■ Stated goal: Restate the full set of records exactly, word for word.
------------
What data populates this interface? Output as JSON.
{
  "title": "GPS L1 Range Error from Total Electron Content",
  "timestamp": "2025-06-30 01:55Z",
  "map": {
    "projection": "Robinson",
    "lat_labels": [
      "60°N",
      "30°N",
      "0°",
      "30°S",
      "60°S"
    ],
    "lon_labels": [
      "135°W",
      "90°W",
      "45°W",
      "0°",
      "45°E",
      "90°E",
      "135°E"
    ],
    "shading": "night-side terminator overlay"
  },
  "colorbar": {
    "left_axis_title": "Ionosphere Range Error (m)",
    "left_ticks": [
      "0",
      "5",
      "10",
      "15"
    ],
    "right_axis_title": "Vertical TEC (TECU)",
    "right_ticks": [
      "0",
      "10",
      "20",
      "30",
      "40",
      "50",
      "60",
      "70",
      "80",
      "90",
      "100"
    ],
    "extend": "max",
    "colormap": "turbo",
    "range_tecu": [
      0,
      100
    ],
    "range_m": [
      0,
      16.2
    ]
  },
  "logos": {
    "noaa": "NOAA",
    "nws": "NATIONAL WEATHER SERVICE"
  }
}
------------
■ Solution below:
What data populates this interface? Output as JSON.
{
  "title": "GPS L1 Range Error from Total Electron Content",
  "timestamp": "2025-06-30 01:55Z",
  "map": {
    "projection": "Robinson",
    "lat_labels": [
      "60°N",
      "30°N",
      "0°",
      "30°S",
      "60°S"
    ],
    "lon_labels": [
      "135°W",
      "90°W",
      "45°W",
      "0°",
      "45°E",
      "90°E",
      "135°E"
    ],
    "shading": "night-side terminator overlay"
  },
  "colorbar": {
    "left_axis_title": "Ionosphere Range Error (m)",
    "left_ticks": [
      "0",
      "5",
      "10",
      "15"
    ],
    "right_axis_title": "Vertical TEC (TECU)",
    "right_ticks": [
      "0",
      "10",
      "20",
      "30",
      "40",
      "50",
      "60",
      "70",
      "80",
      "90",
      "100"
    ],
    "extend": "max",
    "colormap": "turbo",
    "range_tecu": [
      0,
      100
    ],
    "range_m": [
      0,
      16.2
    ]
  },
  "logos": {
    "noaa": "NOAA",
    "nws": "NATIONAL WEATHER SERVICE"
  }
}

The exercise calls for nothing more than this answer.